— Start Entries provided —

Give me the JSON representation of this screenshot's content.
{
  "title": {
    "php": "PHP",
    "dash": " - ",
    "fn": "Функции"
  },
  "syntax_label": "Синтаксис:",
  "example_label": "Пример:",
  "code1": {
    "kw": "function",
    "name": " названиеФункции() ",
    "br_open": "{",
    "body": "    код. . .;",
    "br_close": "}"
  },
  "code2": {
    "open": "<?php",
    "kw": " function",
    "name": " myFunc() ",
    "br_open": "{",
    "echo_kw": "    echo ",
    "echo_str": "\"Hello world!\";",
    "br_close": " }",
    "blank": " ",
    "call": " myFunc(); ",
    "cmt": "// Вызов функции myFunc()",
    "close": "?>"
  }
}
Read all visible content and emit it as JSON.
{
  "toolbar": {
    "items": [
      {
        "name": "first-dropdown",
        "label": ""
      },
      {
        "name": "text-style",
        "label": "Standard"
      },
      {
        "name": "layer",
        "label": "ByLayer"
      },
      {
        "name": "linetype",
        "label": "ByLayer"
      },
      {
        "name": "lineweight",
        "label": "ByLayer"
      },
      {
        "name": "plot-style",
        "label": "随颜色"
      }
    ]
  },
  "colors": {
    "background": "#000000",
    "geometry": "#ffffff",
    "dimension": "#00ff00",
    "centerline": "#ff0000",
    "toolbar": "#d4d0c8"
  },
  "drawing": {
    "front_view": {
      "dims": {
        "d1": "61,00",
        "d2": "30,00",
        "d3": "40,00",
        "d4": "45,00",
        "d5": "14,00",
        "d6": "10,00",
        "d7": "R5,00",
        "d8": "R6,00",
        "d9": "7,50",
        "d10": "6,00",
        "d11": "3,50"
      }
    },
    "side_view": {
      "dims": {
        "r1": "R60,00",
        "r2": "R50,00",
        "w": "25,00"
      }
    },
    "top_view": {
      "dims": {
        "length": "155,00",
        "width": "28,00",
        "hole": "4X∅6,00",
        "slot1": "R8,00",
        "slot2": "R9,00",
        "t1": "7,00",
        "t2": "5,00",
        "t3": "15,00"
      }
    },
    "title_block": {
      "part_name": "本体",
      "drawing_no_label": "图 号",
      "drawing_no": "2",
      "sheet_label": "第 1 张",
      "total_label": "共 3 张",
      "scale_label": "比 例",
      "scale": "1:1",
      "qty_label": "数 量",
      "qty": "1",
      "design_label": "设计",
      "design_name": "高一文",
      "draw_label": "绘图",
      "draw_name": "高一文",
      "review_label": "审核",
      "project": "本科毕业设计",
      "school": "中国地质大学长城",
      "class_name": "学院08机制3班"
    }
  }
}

— End Entries provided —

- [Problem statement]: Return every entry exactly as given.

- [Solution below]:
Give me the JSON representation of this screenshot's content.
{
  "title": {
    "php": "PHP",
    "dash": " - ",
    "fn": "Функции"
  },
  "syntax_label": "Синтаксис:",
  "example_label": "Пример:",
  "code1": {
    "kw": "function",
    "name": " названиеФункции() ",
    "br_open": "{",
    "body": "    код. . .;",
    "br_close": "}"
  },
  "code2": {
    "open": "<?php",
    "kw": " function",
    "name": " myFunc() ",
    "br_open": "{",
    "echo_kw": "    echo ",
    "echo_str": "\"Hello world!\";",
    "br_close": " }",
    "blank": " ",
    "call": " myFunc(); ",
    "cmt": "// Вызов функции myFunc()",
    "close": "?>"
  }
}
Read all visible content and emit it as JSON.
{
  "toolbar": {
    "items": [
      {
        "name": "first-dropdown",
        "label": ""
      },
      {
        "name": "text-style",
        "label": "Standard"
      },
      {
        "name": "layer",
        "label": "ByLayer"
      },
      {
        "name": "linetype",
        "label": "ByLayer"
      },
      {
        "name": "lineweight",
        "label": "ByLayer"
      },
      {
        "name": "plot-style",
        "label": "随颜色"
      }
    ]
  },
  "colors": {
    "background": "#000000",
    "geometry": "#ffffff",
    "dimension": "#00ff00",
    "centerline": "#ff0000",
    "toolbar": "#d4d0c8"
  },
  "drawing": {
    "front_view": {
      "dims": {
        "d1": "61,00",
        "d2": "30,00",
        "d3": "40,00",
        "d4": "45,00",
        "d5": "14,00",
        "d6": "10,00",
        "d7": "R5,00",
        "d8": "R6,00",
        "d9": "7,50",
        "d10": "6,00",
        "d11": "3,50"
      }
    },
    "side_view": {
      "dims": {
        "r1": "R60,00",
        "r2": "R50,00",
        "w": "25,00"
      }
    },
    "top_view": {
      "dims": {
        "length": "155,00",
        "width": "28,00",
        "hole": "4X∅6,00",
        "slot1": "R8,00",
        "slot2": "R9,00",
        "t1": "7,00",
        "t2": "5,00",
        "t3": "15,00"
      }
    },
    "title_block": {
      "part_name": "本体",
      "drawing_no_label": "图 号",
      "drawing_no": "2",
      "sheet_label": "第 1 张",
      "total_label": "共 3 张",
      "scale_label": "比 例",
      "scale": "1:1",
      "qty_label": "数 量",
      "qty": "1",
      "design_label": "设计",
      "design_name": "高一文",
      "draw_label": "绘图",
      "draw_name": "高一文",
      "review_label": "审核",
      "project": "本科毕业设计",
      "school": "中国地质大学长城",
      "class_name": "学院08机制3班"
    }
  }
}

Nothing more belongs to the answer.